▶ **RECORDS SUPPLIED**:
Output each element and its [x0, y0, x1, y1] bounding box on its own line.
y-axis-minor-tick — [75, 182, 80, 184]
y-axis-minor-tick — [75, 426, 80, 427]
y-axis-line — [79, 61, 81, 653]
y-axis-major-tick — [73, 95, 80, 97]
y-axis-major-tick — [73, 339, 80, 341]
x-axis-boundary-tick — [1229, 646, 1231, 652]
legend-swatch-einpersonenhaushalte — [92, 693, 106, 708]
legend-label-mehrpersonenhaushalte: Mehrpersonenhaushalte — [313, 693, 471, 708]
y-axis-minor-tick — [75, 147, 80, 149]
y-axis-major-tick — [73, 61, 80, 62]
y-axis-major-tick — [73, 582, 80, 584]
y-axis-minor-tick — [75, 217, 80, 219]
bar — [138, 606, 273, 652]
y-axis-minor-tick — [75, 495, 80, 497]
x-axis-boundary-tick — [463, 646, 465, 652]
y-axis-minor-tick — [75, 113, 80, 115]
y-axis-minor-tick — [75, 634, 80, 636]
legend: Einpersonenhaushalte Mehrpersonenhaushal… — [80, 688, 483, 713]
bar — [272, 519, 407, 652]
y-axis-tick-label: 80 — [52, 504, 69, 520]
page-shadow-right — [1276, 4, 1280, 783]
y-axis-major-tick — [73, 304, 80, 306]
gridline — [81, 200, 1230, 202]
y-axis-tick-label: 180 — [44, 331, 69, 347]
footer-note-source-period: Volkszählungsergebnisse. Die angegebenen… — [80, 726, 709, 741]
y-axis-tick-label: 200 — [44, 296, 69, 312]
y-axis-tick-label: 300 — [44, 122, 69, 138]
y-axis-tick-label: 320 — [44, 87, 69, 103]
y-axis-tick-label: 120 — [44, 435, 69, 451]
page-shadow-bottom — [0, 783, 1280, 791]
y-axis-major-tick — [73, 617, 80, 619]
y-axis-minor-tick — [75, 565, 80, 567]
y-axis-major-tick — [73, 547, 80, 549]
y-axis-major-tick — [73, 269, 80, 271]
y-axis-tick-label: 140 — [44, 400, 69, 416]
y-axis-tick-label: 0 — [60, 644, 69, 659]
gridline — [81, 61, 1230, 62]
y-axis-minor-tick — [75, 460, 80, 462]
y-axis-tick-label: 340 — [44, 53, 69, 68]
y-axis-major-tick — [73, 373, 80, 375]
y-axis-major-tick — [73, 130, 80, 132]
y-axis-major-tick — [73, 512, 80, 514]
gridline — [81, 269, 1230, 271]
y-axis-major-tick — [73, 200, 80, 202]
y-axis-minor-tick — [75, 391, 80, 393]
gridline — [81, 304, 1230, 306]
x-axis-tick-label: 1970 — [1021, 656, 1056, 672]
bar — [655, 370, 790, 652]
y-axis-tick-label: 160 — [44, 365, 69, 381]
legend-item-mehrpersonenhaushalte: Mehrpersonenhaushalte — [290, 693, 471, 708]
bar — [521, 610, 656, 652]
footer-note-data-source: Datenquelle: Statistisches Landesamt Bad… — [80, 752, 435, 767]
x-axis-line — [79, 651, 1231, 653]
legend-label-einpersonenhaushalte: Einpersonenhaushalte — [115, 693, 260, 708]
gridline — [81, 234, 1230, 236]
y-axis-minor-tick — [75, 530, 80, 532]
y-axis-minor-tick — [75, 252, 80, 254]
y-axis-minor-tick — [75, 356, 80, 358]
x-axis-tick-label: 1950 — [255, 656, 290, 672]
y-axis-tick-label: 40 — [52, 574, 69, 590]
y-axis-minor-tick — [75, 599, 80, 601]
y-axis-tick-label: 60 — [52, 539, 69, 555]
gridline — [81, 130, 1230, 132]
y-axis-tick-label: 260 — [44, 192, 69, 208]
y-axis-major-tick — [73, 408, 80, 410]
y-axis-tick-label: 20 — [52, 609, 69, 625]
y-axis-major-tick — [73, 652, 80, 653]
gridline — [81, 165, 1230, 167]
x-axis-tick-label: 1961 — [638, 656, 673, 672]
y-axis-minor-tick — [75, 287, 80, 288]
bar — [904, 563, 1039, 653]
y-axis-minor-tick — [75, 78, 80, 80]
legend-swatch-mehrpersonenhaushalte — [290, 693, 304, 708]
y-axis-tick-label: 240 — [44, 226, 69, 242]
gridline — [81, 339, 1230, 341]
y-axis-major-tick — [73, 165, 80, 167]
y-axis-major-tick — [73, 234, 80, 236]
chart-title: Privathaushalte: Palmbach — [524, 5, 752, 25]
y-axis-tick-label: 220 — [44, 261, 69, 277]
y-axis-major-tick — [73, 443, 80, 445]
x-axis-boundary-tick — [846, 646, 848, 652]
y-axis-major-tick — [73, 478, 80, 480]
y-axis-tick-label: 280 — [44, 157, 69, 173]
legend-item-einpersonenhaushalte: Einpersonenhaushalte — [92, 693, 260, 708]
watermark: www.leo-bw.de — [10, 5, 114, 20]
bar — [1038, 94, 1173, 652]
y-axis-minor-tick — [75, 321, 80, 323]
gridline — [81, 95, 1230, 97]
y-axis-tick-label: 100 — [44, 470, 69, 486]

▶ **DIRECTIONS FOR THIS TASK**: Please convert the data above into a numbered list, starting with its first line and going on through the line with "page-shadow-right — [1276, 4, 1280, 783]". Leave out any blank lines.

▶ **CORRECT RESPONSE**:
1. Output each element and its [x0, y0, x1, y1] bounding box on its own line.
2. y-axis-minor-tick — [75, 182, 80, 184]
3. y-axis-minor-tick — [75, 426, 80, 427]
4. y-axis-line — [79, 61, 81, 653]
5. y-axis-major-tick — [73, 95, 80, 97]
6. y-axis-major-tick — [73, 339, 80, 341]
7. x-axis-boundary-tick — [1229, 646, 1231, 652]
8. legend-swatch-einpersonenhaushalte — [92, 693, 106, 708]
9. legend-label-mehrpersonenhaushalte: Mehrpersonenhaushalte — [313, 693, 471, 708]
10. y-axis-minor-tick — [75, 147, 80, 149]
11. y-axis-major-tick — [73, 61, 80, 62]
12. y-axis-major-tick — [73, 582, 80, 584]
13. y-axis-minor-tick — [75, 217, 80, 219]
14. bar — [138, 606, 273, 652]
15. y-axis-minor-tick — [75, 495, 80, 497]
16. x-axis-boundary-tick — [463, 646, 465, 652]
17. y-axis-minor-tick — [75, 113, 80, 115]
18. y-axis-minor-tick — [75, 634, 80, 636]
19. legend: Einpersonenhaushalte Mehrpersonenhaushal… — [80, 688, 483, 713]
20. bar — [272, 519, 407, 652]
21. y-axis-tick-label: 80 — [52, 504, 69, 520]
22. page-shadow-right — [1276, 4, 1280, 783]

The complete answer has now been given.